• _SHORT EXERCISE_: Read the material below and count the lines holding the string "Wind". Give that count with nothing added.

• _Figure collection entries_:
::::::::
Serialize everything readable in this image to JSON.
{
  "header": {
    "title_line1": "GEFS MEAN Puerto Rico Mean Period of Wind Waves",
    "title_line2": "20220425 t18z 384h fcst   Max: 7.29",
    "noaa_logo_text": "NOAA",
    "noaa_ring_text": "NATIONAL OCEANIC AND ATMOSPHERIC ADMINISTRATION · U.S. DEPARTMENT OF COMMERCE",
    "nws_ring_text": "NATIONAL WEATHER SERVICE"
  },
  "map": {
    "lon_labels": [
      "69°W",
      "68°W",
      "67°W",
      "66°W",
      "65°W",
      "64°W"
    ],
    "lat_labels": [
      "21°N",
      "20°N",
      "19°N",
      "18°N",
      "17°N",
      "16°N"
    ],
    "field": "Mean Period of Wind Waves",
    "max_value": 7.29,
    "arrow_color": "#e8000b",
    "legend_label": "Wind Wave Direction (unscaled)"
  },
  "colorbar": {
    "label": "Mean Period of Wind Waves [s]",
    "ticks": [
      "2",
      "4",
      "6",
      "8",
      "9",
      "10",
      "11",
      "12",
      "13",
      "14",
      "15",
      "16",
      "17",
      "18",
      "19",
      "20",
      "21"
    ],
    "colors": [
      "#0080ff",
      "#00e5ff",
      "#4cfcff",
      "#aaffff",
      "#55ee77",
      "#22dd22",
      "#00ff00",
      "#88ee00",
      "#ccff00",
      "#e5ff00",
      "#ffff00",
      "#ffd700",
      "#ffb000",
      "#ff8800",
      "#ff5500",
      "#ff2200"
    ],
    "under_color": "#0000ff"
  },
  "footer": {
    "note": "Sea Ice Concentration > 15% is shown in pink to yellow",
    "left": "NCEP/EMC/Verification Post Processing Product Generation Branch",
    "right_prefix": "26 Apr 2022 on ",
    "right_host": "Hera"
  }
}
::::::::
• _EXERCISE RESPONSE_: 4